THE REQUEST - Reproduce the data in its entirety, exactly as supplied.

DATA -
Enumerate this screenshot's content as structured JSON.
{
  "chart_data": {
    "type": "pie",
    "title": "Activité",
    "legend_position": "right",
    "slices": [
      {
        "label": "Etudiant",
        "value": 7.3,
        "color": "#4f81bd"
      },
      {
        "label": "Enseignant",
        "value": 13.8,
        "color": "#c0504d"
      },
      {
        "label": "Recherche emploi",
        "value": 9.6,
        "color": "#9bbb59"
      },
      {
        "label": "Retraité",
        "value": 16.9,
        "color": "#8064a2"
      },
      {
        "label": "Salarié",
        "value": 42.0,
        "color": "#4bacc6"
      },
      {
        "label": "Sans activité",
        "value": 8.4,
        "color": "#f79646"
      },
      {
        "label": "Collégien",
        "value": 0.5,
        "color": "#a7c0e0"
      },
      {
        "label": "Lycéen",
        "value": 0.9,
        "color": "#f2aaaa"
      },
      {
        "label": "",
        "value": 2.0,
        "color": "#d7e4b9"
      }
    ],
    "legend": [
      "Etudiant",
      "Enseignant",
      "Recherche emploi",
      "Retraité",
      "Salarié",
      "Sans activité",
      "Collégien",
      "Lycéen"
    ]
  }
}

FINISHED TASK -
Enumerate this screenshot's content as structured JSON.
{
  "chart_data": {
    "type": "pie",
    "title": "Activité",
    "legend_position": "right",
    "slices": [
      {
        "label": "Etudiant",
        "value": 7.3,
        "color": "#4f81bd"
      },
      {
        "label": "Enseignant",
        "value": 13.8,
        "color": "#c0504d"
      },
      {
        "label": "Recherche emploi",
        "value": 9.6,
        "color": "#9bbb59"
      },
      {
        "label": "Retraité",
        "value": 16.9,
        "color": "#8064a2"
      },
      {
        "label": "Salarié",
        "value": 42.0,
        "color": "#4bacc6"
      },
      {
        "label": "Sans activité",
        "value": 8.4,
        "color": "#f79646"
      },
      {
        "label": "Collégien",
        "value": 0.5,
        "color": "#a7c0e0"
      },
      {
        "label": "Lycéen",
        "value": 0.9,
        "color": "#f2aaaa"
      },
      {
        "label": "",
        "value": 2.0,
        "color": "#d7e4b9"
      }
    ],
    "legend": [
      "Etudiant",
      "Enseignant",
      "Recherche emploi",
      "Retraité",
      "Salarié",
      "Sans activité",
      "Collégien",
      "Lycéen"
    ]
  }
}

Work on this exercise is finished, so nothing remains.